## Do this
Output every line below without omitting or altering anything.

## Stored data entries
# # # #

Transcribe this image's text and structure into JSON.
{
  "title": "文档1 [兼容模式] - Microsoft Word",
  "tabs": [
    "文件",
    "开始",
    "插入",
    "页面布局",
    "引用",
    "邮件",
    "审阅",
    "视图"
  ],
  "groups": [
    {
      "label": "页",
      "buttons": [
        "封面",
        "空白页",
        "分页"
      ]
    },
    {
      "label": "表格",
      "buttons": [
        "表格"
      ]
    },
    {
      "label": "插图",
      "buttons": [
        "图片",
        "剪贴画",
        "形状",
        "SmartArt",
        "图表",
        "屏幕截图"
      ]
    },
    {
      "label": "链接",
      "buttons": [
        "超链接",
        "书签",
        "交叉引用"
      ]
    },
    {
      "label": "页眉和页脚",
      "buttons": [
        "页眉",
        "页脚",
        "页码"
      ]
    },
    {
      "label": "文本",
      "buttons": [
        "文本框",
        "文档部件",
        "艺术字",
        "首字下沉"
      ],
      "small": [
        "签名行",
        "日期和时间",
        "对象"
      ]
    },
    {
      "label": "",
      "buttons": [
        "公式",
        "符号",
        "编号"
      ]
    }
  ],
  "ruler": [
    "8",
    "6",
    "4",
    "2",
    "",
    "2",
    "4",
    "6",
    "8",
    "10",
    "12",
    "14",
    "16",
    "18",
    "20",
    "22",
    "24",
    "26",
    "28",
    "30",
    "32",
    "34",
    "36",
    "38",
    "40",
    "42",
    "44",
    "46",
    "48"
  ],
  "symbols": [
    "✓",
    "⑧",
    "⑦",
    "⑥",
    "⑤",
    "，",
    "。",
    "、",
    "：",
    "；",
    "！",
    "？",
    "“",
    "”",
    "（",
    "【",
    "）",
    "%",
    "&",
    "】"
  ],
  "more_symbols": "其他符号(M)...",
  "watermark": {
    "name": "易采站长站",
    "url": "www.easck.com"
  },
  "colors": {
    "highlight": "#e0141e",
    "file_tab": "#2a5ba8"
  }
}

# # # #

## Solution
Transcribe this image's text and structure into JSON.
{
  "title": "文档1 [兼容模式] - Microsoft Word",
  "tabs": [
    "文件",
    "开始",
    "插入",
    "页面布局",
    "引用",
    "邮件",
    "审阅",
    "视图"
  ],
  "groups": [
    {
      "label": "页",
      "buttons": [
        "封面",
        "空白页",
        "分页"
      ]
    },
    {
      "label": "表格",
      "buttons": [
        "表格"
      ]
    },
    {
      "label": "插图",
      "buttons": [
        "图片",
        "剪贴画",
        "形状",
        "SmartArt",
        "图表",
        "屏幕截图"
      ]
    },
    {
      "label": "链接",
      "buttons": [
        "超链接",
        "书签",
        "交叉引用"
      ]
    },
    {
      "label": "页眉和页脚",
      "buttons": [
        "页眉",
        "页脚",
        "页码"
      ]
    },
    {
      "label": "文本",
      "buttons": [
        "文本框",
        "文档部件",
        "艺术字",
        "首字下沉"
      ],
      "small": [
        "签名行",
        "日期和时间",
        "对象"
      ]
    },
    {
      "label": "",
      "buttons": [
        "公式",
        "符号",
        "编号"
      ]
    }
  ],
  "ruler": [
    "8",
    "6",
    "4",
    "2",
    "",
    "2",
    "4",
    "6",
    "8",
    "10",
    "12",
    "14",
    "16",
    "18",
    "20",
    "22",
    "24",
    "26",
    "28",
    "30",
    "32",
    "34",
    "36",
    "38",
    "40",
    "42",
    "44",
    "46",
    "48"
  ],
  "symbols": [
    "✓",
    "⑧",
    "⑦",
    "⑥",
    "⑤",
    "，",
    "。",
    "、",
    "：",
    "；",
    "！",
    "？",
    "“",
    "”",
    "（",
    "【",
    "）",
    "%",
    "&",
    "】"
  ],
  "more_symbols": "其他符号(M)...",
  "watermark": {
    "name": "易采站长站",
    "url": "www.easck.com"
  },
  "colors": {
    "highlight": "#e0141e",
    "file_tab": "#2a5ba8"
  }
}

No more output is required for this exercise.